*Stored data*

══════

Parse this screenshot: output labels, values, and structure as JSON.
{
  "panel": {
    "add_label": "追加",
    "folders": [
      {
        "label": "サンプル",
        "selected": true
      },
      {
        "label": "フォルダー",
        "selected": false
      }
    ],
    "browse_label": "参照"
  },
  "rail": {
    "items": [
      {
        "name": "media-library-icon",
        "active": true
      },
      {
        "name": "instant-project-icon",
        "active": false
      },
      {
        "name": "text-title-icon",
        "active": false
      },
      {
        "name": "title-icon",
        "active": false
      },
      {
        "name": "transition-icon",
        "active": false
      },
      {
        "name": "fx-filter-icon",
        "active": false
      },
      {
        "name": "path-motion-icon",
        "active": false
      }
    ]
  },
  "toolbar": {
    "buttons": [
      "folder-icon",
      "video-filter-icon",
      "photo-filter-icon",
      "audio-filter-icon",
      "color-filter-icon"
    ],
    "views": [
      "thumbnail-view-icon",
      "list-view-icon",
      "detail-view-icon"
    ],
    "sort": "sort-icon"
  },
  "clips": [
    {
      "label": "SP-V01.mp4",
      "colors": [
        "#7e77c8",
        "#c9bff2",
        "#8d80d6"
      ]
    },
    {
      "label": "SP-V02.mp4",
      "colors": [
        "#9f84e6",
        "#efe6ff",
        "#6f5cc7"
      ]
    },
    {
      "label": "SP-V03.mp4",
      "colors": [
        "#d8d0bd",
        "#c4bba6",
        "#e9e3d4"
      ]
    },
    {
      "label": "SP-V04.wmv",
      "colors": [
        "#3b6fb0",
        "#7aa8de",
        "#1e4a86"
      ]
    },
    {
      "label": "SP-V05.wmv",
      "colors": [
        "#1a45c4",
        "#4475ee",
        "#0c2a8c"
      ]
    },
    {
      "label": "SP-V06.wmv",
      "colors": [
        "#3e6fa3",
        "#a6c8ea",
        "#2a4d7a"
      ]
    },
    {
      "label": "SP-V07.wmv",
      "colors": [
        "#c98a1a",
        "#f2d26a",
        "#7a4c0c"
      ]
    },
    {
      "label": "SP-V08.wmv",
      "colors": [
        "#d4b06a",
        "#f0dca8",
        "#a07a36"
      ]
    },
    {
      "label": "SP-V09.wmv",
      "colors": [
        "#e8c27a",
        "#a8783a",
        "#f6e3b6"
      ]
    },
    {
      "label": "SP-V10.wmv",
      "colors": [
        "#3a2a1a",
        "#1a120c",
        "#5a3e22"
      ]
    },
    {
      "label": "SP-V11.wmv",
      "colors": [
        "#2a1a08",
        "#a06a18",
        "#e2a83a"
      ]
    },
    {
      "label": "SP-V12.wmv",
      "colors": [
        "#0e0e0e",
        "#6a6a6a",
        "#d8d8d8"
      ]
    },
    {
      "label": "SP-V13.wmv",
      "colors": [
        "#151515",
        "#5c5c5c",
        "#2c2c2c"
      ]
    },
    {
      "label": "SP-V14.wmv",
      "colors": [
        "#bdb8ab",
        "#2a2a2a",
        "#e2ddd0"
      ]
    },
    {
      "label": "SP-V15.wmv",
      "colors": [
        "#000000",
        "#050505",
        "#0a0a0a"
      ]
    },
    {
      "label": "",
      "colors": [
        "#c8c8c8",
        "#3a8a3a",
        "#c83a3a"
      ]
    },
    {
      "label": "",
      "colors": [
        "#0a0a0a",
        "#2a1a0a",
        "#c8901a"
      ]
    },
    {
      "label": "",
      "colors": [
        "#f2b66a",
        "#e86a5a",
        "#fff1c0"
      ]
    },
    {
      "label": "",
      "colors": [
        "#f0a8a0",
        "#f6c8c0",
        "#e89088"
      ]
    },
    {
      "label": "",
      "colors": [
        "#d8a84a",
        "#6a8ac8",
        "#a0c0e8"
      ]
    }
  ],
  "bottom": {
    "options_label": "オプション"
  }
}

══════

*Problem description*
Retype the material above, line by line, exactly.

*Problem solution*
Parse this screenshot: output labels, values, and structure as JSON.
{
  "panel": {
    "add_label": "追加",
    "folders": [
      {
        "label": "サンプル",
        "selected": true
      },
      {
        "label": "フォルダー",
        "selected": false
      }
    ],
    "browse_label": "参照"
  },
  "rail": {
    "items": [
      {
        "name": "media-library-icon",
        "active": true
      },
      {
        "name": "instant-project-icon",
        "active": false
      },
      {
        "name": "text-title-icon",
        "active": false
      },
      {
        "name": "title-icon",
        "active": false
      },
      {
        "name": "transition-icon",
        "active": false
      },
      {
        "name": "fx-filter-icon",
        "active": false
      },
      {
        "name": "path-motion-icon",
        "active": false
      }
    ]
  },
  "toolbar": {
    "buttons": [
      "folder-icon",
      "video-filter-icon",
      "photo-filter-icon",
      "audio-filter-icon",
      "color-filter-icon"
    ],
    "views": [
      "thumbnail-view-icon",
      "list-view-icon",
      "detail-view-icon"
    ],
    "sort": "sort-icon"
  },
  "clips": [
    {
      "label": "SP-V01.mp4",
      "colors": [
        "#7e77c8",
        "#c9bff2",
        "#8d80d6"
      ]
    },
    {
      "label": "SP-V02.mp4",
      "colors": [
        "#9f84e6",
        "#efe6ff",
        "#6f5cc7"
      ]
    },
    {
      "label": "SP-V03.mp4",
      "colors": [
        "#d8d0bd",
        "#c4bba6",
        "#e9e3d4"
      ]
    },
    {
      "label": "SP-V04.wmv",
      "colors": [
        "#3b6fb0",
        "#7aa8de",
        "#1e4a86"
      ]
    },
    {
      "label": "SP-V05.wmv",
      "colors": [
        "#1a45c4",
        "#4475ee",
        "#0c2a8c"
      ]
    },
    {
      "label": "SP-V06.wmv",
      "colors": [
        "#3e6fa3",
        "#a6c8ea",
        "#2a4d7a"
      ]
    },
    {
      "label": "SP-V07.wmv",
      "colors": [
        "#c98a1a",
        "#f2d26a",
        "#7a4c0c"
      ]
    },
    {
      "label": "SP-V08.wmv",
      "colors": [
        "#d4b06a",
        "#f0dca8",
        "#a07a36"
      ]
    },
    {
      "label": "SP-V09.wmv",
      "colors": [
        "#e8c27a",
        "#a8783a",
        "#f6e3b6"
      ]
    },
    {
      "label": "SP-V10.wmv",
      "colors": [
        "#3a2a1a",
        "#1a120c",
        "#5a3e22"
      ]
    },
    {
      "label": "SP-V11.wmv",
      "colors": [
        "#2a1a08",
        "#a06a18",
        "#e2a83a"
      ]
    },
    {
      "label": "SP-V12.wmv",
      "colors": [
        "#0e0e0e",
        "#6a6a6a",
        "#d8d8d8"
      ]
    },
    {
      "label": "SP-V13.wmv",
      "colors": [
        "#151515",
        "#5c5c5c",
        "#2c2c2c"
      ]
    },
    {
      "label": "SP-V14.wmv",
      "colors": [
        "#bdb8ab",
        "#2a2a2a",
        "#e2ddd0"
      ]
    },
    {
      "label": "SP-V15.wmv",
      "colors": [
        "#000000",
        "#050505",
        "#0a0a0a"
      ]
    },
    {
      "label": "",
      "colors": [
        "#c8c8c8",
        "#3a8a3a",
        "#c83a3a"
      ]
    },
    {
      "label": "",
      "colors": [
        "#0a0a0a",
        "#2a1a0a",
        "#c8901a"
      ]
    },
    {
      "label": "",
      "colors": [
        "#f2b66a",
        "#e86a5a",
        "#fff1c0"
      ]
    },
    {
      "label": "",
      "colors": [
        "#f0a8a0",
        "#f6c8c0",
        "#e89088"
      ]
    },
    {
      "label": "",
      "colors": [
        "#d8a84a",
        "#6a8ac8",
        "#a0c0e8"
      ]
    }
  ],
  "bottom": {
    "options_label": "オプション"
  }
}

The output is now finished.